> [WHAT YOU HAVE TO DO] Pick out the lines below that include the string "Monday".

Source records
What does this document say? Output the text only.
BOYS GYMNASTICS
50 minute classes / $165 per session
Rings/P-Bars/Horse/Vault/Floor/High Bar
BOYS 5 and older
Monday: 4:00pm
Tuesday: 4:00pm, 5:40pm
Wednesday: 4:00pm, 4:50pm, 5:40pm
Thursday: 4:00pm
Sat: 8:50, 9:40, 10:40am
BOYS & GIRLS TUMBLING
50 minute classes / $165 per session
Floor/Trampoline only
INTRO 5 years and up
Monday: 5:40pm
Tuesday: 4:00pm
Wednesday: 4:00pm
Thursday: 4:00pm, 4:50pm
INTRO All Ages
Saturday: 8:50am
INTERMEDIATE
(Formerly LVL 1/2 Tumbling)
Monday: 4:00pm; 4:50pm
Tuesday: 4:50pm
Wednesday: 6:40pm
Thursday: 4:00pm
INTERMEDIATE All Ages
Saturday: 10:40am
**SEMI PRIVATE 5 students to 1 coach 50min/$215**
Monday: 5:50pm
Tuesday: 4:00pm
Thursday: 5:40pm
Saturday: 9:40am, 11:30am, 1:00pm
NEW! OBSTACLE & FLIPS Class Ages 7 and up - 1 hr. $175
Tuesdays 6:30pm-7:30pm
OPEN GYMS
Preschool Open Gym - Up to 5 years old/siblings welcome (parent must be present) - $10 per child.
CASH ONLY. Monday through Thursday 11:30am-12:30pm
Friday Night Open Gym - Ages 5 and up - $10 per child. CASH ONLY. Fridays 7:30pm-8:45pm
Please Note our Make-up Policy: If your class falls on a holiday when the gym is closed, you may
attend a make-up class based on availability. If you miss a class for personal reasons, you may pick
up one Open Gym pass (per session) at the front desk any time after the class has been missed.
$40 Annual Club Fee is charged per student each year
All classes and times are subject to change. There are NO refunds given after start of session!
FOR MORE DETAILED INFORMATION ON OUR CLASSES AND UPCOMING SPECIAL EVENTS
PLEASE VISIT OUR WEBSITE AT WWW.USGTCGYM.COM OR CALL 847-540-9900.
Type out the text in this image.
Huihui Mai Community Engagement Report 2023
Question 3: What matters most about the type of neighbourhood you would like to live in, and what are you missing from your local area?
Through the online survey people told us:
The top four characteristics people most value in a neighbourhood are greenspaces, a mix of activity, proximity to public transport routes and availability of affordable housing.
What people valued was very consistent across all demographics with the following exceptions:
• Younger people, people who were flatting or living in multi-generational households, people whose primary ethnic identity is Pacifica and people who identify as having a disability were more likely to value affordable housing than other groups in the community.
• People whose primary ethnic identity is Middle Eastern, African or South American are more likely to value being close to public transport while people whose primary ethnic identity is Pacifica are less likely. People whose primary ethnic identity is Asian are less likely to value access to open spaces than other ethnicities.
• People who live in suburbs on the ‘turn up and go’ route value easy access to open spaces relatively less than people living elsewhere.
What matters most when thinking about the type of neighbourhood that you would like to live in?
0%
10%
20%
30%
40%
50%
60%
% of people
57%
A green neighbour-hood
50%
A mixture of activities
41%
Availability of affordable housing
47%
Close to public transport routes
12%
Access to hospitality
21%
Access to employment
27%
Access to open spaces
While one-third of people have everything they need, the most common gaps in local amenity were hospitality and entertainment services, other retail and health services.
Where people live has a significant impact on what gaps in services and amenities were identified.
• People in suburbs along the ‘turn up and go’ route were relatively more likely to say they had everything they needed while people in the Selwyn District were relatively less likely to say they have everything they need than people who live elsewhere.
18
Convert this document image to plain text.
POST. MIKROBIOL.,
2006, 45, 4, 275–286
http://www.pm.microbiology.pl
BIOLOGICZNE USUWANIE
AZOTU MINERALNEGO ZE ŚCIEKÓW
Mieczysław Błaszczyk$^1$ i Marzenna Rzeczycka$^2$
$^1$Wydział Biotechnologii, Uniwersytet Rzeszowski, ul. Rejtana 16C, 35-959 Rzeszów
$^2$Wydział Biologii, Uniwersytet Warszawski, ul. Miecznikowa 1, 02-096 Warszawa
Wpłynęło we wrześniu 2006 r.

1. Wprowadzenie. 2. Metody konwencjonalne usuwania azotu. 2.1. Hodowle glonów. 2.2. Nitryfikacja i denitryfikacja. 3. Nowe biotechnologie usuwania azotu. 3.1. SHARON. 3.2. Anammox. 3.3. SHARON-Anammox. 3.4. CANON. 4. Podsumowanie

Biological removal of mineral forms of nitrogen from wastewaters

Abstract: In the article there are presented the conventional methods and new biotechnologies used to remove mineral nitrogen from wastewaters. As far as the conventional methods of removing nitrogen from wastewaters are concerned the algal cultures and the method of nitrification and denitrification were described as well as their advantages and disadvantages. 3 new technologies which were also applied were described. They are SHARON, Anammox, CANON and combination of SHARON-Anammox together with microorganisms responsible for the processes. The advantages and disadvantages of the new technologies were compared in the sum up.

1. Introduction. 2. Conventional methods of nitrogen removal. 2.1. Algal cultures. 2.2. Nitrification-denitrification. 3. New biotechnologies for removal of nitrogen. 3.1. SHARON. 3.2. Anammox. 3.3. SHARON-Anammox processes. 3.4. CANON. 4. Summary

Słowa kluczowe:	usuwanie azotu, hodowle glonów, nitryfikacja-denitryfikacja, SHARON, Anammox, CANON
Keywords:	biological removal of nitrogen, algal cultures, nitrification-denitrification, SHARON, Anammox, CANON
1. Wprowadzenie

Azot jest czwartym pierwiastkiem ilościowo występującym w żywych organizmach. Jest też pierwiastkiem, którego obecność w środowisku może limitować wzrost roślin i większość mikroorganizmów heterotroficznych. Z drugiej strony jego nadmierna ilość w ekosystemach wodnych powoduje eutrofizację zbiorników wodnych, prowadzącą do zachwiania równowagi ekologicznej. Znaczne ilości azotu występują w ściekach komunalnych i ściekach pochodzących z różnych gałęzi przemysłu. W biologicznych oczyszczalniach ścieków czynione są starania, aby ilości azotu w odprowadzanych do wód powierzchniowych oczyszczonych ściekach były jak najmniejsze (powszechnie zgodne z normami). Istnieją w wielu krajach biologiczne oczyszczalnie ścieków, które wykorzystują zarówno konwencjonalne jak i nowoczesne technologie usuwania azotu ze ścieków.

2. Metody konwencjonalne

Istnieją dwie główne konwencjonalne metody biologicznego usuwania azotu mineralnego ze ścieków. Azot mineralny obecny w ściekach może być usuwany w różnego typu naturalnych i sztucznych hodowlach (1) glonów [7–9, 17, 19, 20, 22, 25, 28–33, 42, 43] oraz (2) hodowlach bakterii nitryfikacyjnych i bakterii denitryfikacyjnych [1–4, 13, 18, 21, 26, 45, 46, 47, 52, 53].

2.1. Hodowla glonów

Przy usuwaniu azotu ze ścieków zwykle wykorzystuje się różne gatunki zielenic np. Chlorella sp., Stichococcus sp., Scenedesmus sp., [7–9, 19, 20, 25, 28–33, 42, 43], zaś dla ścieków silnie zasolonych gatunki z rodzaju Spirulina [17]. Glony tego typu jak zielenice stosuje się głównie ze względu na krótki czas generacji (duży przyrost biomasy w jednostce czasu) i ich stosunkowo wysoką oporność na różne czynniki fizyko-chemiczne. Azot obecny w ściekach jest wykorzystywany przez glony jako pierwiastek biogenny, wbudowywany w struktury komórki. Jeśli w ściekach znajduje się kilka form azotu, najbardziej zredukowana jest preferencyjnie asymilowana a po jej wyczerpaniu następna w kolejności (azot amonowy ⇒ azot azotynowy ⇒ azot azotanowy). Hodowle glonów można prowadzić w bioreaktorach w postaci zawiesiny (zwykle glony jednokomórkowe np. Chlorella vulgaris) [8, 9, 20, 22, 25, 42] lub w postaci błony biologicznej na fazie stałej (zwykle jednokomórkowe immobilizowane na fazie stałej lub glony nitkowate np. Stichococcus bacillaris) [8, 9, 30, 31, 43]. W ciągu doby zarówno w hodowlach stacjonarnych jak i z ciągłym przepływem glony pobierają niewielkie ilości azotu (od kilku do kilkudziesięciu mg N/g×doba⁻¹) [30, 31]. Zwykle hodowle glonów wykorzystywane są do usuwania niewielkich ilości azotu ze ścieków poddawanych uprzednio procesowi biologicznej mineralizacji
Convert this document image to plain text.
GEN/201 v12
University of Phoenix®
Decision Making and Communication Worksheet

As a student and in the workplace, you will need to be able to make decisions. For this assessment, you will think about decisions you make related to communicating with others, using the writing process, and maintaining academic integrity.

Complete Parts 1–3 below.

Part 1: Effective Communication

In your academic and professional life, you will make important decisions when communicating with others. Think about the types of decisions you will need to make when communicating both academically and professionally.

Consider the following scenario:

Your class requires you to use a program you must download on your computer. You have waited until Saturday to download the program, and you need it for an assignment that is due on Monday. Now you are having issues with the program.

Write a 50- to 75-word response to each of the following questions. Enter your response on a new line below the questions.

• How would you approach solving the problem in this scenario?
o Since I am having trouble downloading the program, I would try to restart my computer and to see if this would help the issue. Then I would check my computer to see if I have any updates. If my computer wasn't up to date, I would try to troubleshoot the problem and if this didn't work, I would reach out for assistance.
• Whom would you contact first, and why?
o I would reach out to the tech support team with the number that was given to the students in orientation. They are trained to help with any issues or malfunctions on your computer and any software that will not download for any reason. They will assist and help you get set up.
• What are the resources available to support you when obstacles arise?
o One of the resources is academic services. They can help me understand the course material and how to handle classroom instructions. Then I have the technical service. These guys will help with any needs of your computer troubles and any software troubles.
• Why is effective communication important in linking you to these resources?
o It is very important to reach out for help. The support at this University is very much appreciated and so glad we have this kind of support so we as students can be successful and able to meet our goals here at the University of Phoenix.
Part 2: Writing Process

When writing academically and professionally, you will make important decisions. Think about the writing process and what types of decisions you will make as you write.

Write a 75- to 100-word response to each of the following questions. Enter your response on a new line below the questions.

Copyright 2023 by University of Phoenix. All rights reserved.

> [RESULT OF THIS TASK]
Monday: 4:00pm
Monday: 5:40pm
Monday: 4:00pm; 4:50pm
Monday: 5:50pm
CASH ONLY. Monday through Thursday 11:30am-12:30pm
Your class requires you to use a program you must download on your computer. You have waited until Saturday to download the program, and you need it for an assignment that is due on Monday. Now you are having issues with the program.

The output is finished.